» **What you need to do**
Filter the entries below, keeping every line that has the word "cadmium".

Stored entries

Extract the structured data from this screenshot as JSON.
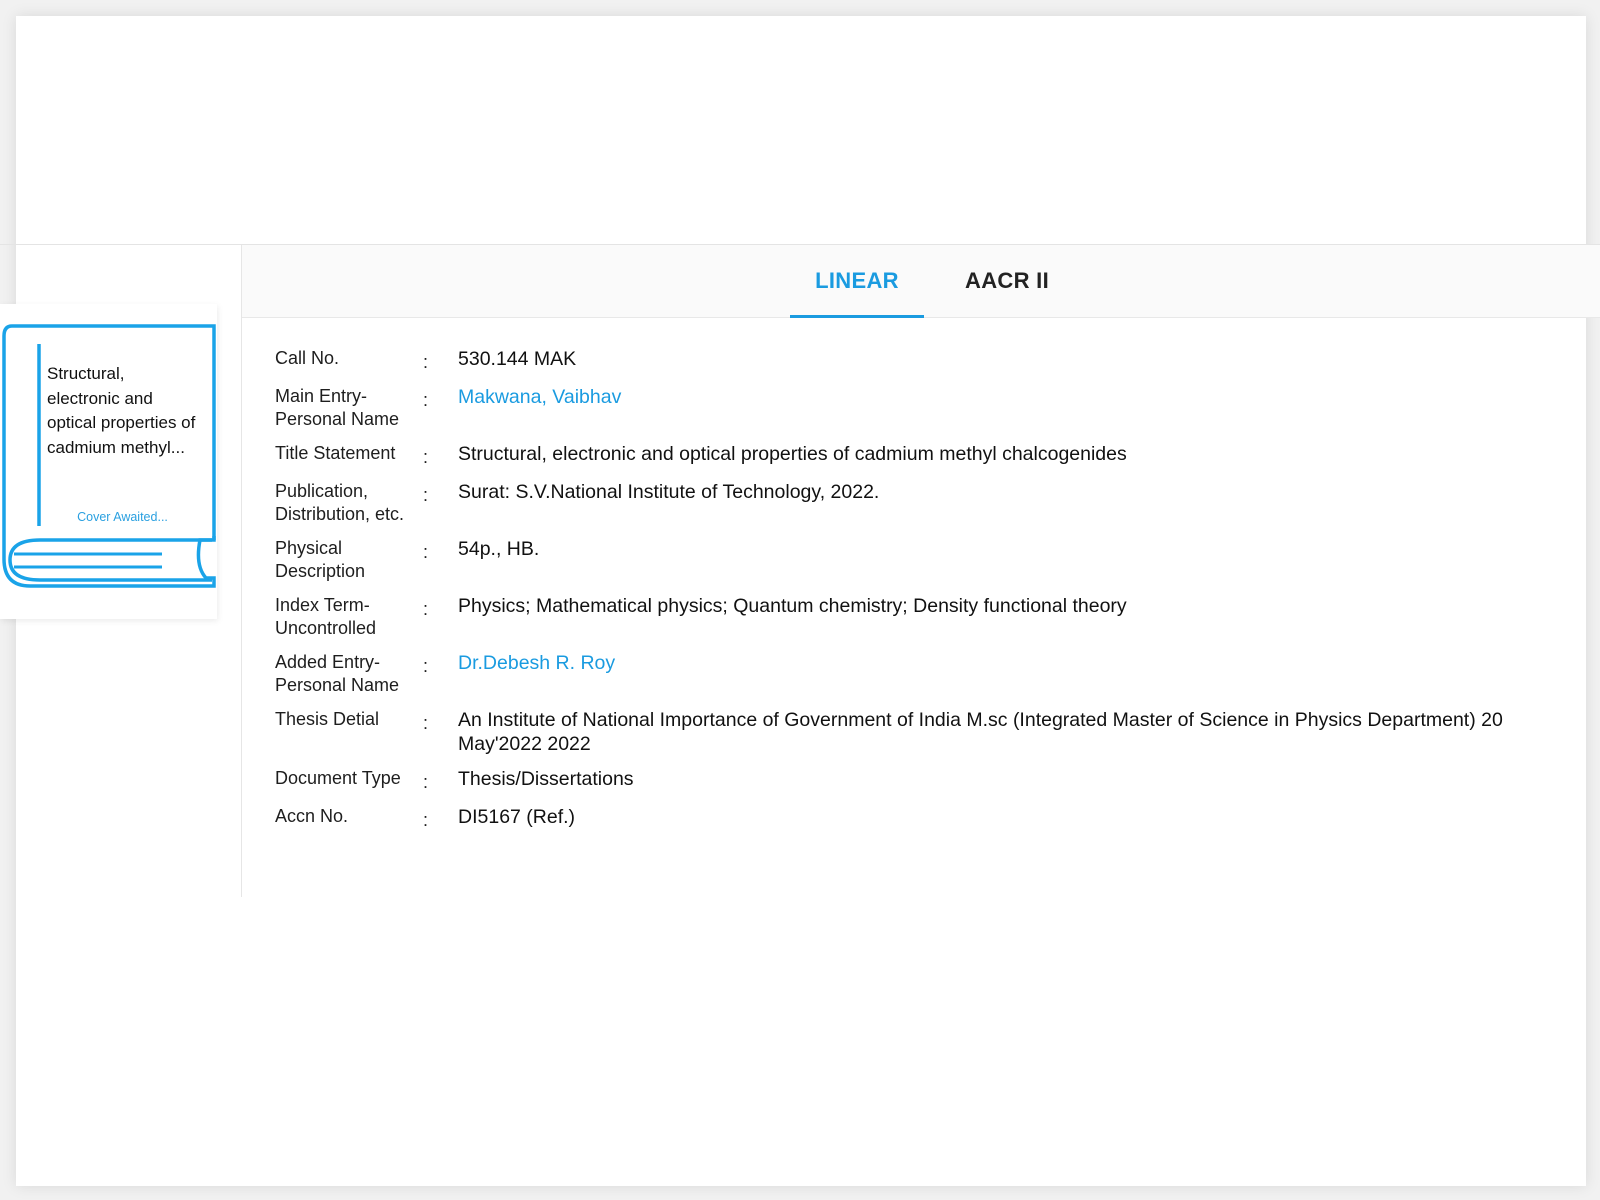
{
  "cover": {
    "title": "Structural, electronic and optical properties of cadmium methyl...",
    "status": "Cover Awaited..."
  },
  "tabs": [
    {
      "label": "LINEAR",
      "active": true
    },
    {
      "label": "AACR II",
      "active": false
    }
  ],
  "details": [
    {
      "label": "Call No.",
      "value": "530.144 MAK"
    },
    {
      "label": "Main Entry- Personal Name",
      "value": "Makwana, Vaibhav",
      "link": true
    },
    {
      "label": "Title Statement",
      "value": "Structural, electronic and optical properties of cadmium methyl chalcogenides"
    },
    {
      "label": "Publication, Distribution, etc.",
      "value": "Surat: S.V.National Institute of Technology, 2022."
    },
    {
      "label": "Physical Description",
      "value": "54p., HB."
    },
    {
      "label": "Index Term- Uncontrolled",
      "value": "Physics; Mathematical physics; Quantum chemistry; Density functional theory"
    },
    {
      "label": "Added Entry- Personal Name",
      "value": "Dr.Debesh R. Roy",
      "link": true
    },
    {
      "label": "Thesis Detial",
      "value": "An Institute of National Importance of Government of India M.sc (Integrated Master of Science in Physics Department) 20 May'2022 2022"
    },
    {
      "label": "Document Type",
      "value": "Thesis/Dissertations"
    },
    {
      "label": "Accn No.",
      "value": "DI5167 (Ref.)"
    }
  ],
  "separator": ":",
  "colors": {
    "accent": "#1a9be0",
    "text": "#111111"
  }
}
...
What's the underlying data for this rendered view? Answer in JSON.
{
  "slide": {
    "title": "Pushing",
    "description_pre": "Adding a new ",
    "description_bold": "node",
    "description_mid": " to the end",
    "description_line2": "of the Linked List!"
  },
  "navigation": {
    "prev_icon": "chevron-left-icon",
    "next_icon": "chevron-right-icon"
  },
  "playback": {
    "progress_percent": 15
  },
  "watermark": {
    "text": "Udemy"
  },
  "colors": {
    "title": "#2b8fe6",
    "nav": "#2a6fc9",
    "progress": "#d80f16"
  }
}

» **Solution to this exercise**
    "title": "Structural, electronic and optical properties of cadmium methyl...",
      "value": "Structural, electronic and optical properties of cadmium methyl chalcogenides"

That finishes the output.